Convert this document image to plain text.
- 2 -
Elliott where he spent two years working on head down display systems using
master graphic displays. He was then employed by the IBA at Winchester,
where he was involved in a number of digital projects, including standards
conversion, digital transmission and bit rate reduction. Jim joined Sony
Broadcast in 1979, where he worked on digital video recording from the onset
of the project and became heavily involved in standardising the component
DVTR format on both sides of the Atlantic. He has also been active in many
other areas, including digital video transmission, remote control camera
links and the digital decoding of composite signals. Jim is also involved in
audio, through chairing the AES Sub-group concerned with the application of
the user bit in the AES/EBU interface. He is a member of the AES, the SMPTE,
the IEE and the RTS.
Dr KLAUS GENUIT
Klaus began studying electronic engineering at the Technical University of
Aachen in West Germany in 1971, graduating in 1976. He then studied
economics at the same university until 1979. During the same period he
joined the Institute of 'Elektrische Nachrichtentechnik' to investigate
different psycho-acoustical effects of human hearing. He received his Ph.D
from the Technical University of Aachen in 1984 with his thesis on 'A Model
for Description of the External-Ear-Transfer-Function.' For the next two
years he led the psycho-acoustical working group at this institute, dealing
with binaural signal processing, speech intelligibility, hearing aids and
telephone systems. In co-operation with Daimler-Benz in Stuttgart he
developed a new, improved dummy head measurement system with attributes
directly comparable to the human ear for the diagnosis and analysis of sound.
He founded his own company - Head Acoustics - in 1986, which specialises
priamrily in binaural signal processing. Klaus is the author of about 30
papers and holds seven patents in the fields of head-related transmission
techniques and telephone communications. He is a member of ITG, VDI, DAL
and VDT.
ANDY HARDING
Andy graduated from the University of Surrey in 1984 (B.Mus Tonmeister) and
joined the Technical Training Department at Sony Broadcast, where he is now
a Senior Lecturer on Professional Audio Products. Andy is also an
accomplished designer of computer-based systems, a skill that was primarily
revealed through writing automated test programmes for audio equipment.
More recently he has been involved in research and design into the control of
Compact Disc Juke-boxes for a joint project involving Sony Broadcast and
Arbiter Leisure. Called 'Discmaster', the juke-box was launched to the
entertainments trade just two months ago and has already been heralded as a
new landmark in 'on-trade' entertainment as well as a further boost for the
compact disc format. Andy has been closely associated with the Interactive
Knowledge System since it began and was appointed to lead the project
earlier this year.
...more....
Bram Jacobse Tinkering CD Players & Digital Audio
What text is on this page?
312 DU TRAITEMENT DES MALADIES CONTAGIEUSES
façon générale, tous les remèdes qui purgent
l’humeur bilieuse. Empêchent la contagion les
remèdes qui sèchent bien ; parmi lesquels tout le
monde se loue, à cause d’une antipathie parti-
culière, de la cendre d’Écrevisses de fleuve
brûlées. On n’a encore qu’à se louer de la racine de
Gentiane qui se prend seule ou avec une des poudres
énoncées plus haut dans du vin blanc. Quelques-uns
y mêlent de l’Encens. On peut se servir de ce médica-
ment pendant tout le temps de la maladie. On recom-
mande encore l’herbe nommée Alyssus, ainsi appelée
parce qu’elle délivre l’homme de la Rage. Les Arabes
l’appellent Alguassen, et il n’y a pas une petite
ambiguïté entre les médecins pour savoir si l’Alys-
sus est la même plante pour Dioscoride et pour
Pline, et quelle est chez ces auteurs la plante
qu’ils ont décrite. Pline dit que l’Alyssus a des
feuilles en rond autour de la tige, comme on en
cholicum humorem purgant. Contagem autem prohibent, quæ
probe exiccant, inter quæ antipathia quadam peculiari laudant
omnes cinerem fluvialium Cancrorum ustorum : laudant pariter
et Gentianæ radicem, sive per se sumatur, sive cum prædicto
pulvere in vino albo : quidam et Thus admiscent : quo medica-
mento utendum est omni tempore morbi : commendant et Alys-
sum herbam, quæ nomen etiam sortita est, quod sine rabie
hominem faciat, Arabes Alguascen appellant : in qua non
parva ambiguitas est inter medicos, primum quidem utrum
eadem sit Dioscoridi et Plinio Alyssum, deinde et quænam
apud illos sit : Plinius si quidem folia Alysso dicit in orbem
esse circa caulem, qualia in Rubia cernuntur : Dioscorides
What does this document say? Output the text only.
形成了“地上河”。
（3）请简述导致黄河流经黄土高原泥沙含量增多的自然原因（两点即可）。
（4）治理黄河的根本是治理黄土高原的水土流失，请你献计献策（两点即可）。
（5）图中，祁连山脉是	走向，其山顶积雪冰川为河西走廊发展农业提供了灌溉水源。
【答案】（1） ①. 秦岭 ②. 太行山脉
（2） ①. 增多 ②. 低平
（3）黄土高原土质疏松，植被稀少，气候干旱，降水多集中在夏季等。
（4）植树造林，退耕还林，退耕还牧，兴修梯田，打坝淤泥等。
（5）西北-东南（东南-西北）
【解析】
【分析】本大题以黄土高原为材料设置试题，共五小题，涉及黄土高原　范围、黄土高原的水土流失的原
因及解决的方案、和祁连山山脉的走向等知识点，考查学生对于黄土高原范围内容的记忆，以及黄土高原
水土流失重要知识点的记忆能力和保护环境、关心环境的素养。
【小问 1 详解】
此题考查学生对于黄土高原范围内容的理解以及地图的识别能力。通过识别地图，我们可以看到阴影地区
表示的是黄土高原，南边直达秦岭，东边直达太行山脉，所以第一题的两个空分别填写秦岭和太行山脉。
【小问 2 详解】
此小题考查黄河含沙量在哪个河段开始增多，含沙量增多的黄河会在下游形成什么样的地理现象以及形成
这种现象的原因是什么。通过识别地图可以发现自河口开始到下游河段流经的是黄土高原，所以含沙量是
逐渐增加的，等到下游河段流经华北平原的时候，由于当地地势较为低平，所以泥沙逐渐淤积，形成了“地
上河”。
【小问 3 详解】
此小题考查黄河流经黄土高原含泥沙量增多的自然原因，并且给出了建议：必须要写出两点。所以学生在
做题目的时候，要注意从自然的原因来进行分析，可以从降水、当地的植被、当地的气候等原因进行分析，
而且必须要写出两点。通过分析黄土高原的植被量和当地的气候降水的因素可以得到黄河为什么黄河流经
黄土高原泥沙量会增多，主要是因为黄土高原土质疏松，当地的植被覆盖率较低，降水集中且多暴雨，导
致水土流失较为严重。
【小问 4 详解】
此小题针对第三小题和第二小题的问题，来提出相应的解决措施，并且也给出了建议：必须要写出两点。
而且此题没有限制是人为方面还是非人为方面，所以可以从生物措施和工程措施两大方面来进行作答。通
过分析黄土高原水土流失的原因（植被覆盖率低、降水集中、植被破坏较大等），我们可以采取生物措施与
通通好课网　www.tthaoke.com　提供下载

=====

* TASK TO COMPLETE
The entries above must be returned exactly.

* FINAL RESULT
Convert this document image to plain text.
- 2 -
Elliott where he spent two years working on head down display systems using
master graphic displays. He was then employed by the IBA at Winchester,
where he was involved in a number of digital projects, including standards
conversion, digital transmission and bit rate reduction. Jim joined Sony
Broadcast in 1979, where he worked on digital video recording from the onset
of the project and became heavily involved in standardising the component
DVTR format on both sides of the Atlantic. He has also been active in many
other areas, including digital video transmission, remote control camera
links and the digital decoding of composite signals. Jim is also involved in
audio, through chairing the AES Sub-group concerned with the application of
the user bit in the AES/EBU interface. He is a member of the AES, the SMPTE,
the IEE and the RTS.
Dr KLAUS GENUIT
Klaus began studying electronic engineering at the Technical University of
Aachen in West Germany in 1971, graduating in 1976. He then studied
economics at the same university until 1979. During the same period he
joined the Institute of 'Elektrische Nachrichtentechnik' to investigate
different psycho-acoustical effects of human hearing. He received his Ph.D
from the Technical University of Aachen in 1984 with his thesis on 'A Model
for Description of the External-Ear-Transfer-Function.' For the next two
years he led the psycho-acoustical working group at this institute, dealing
with binaural signal processing, speech intelligibility, hearing aids and
telephone systems. In co-operation with Daimler-Benz in Stuttgart he
developed a new, improved dummy head measurement system with attributes
directly comparable to the human ear for the diagnosis and analysis of sound.
He founded his own company - Head Acoustics - in 1986, which specialises
priamrily in binaural signal processing. Klaus is the author of about 30
papers and holds seven patents in the fields of head-related transmission
techniques and telephone communications. He is a member of ITG, VDI, DAL
and VDT.
ANDY HARDING
Andy graduated from the University of Surrey in 1984 (B.Mus Tonmeister) and
joined the Technical Training Department at Sony Broadcast, where he is now
a Senior Lecturer on Professional Audio Products. Andy is also an
accomplished designer of computer-based systems, a skill that was primarily
revealed through writing automated test programmes for audio equipment.
More recently he has been involved in research and design into the control of
Compact Disc Juke-boxes for a joint project involving Sony Broadcast and
Arbiter Leisure. Called 'Discmaster', the juke-box was launched to the
entertainments trade just two months ago and has already been heralded as a
new landmark in 'on-trade' entertainment as well as a further boost for the
compact disc format. Andy has been closely associated with the Interactive
Knowledge System since it began and was appointed to lead the project
earlier this year.
...more....
Bram Jacobse Tinkering CD Players & Digital Audio
What text is on this page?
312 DU TRAITEMENT DES MALADIES CONTAGIEUSES
façon générale, tous les remèdes qui purgent
l’humeur bilieuse. Empêchent la contagion les
remèdes qui sèchent bien ; parmi lesquels tout le
monde se loue, à cause d’une antipathie parti-
culière, de la cendre d’Écrevisses de fleuve
brûlées. On n’a encore qu’à se louer de la racine de
Gentiane qui se prend seule ou avec une des poudres
énoncées plus haut dans du vin blanc. Quelques-uns
y mêlent de l’Encens. On peut se servir de ce médica-
ment pendant tout le temps de la maladie. On recom-
mande encore l’herbe nommée Alyssus, ainsi appelée
parce qu’elle délivre l’homme de la Rage. Les Arabes
l’appellent Alguassen, et il n’y a pas une petite
ambiguïté entre les médecins pour savoir si l’Alys-
sus est la même plante pour Dioscoride et pour
Pline, et quelle est chez ces auteurs la plante
qu’ils ont décrite. Pline dit que l’Alyssus a des
feuilles en rond autour de la tige, comme on en
cholicum humorem purgant. Contagem autem prohibent, quæ
probe exiccant, inter quæ antipathia quadam peculiari laudant
omnes cinerem fluvialium Cancrorum ustorum : laudant pariter
et Gentianæ radicem, sive per se sumatur, sive cum prædicto
pulvere in vino albo : quidam et Thus admiscent : quo medica-
mento utendum est omni tempore morbi : commendant et Alys-
sum herbam, quæ nomen etiam sortita est, quod sine rabie
hominem faciat, Arabes Alguascen appellant : in qua non
parva ambiguitas est inter medicos, primum quidem utrum
eadem sit Dioscoridi et Plinio Alyssum, deinde et quænam
apud illos sit : Plinius si quidem folia Alysso dicit in orbem
esse circa caulem, qualia in Rubia cernuntur : Dioscorides
What does this document say? Output the text only.
形成了“地上河”。
（3）请简述导致黄河流经黄土高原泥沙含量增多的自然原因（两点即可）。
（4）治理黄河的根本是治理黄土高原的水土流失，请你献计献策（两点即可）。
（5）图中，祁连山脉是	走向，其山顶积雪冰川为河西走廊发展农业提供了灌溉水源。
【答案】（1） ①. 秦岭 ②. 太行山脉
（2） ①. 增多 ②. 低平
（3）黄土高原土质疏松，植被稀少，气候干旱，降水多集中在夏季等。
（4）植树造林，退耕还林，退耕还牧，兴修梯田，打坝淤泥等。
（5）西北-东南（东南-西北）
【解析】
【分析】本大题以黄土高原为材料设置试题，共五小题，涉及黄土高原　范围、黄土高原的水土流失的原
因及解决的方案、和祁连山山脉的走向等知识点，考查学生对于黄土高原范围内容的记忆，以及黄土高原
水土流失重要知识点的记忆能力和保护环境、关心环境的素养。
【小问 1 详解】
此题考查学生对于黄土高原范围内容的理解以及地图的识别能力。通过识别地图，我们可以看到阴影地区
表示的是黄土高原，南边直达秦岭，东边直达太行山脉，所以第一题的两个空分别填写秦岭和太行山脉。
【小问 2 详解】
此小题考查黄河含沙量在哪个河段开始增多，含沙量增多的黄河会在下游形成什么样的地理现象以及形成
这种现象的原因是什么。通过识别地图可以发现自河口开始到下游河段流经的是黄土高原，所以含沙量是
逐渐增加的，等到下游河段流经华北平原的时候，由于当地地势较为低平，所以泥沙逐渐淤积，形成了“地
上河”。
【小问 3 详解】
此小题考查黄河流经黄土高原含泥沙量增多的自然原因，并且给出了建议：必须要写出两点。所以学生在
做题目的时候，要注意从自然的原因来进行分析，可以从降水、当地的植被、当地的气候等原因进行分析，
而且必须要写出两点。通过分析黄土高原的植被量和当地的气候降水的因素可以得到黄河为什么黄河流经
黄土高原泥沙量会增多，主要是因为黄土高原土质疏松，当地的植被覆盖率较低，降水集中且多暴雨，导
致水土流失较为严重。
【小问 4 详解】
此小题针对第三小题和第二小题的问题，来提出相应的解决措施，并且也给出了建议：必须要写出两点。
而且此题没有限制是人为方面还是非人为方面，所以可以从生物措施和工程措施两大方面来进行作答。通
过分析黄土高原水土流失的原因（植被覆盖率低、降水集中、植被破坏较大等），我们可以采取生物措施与
通通好课网　www.tthaoke.com　提供下载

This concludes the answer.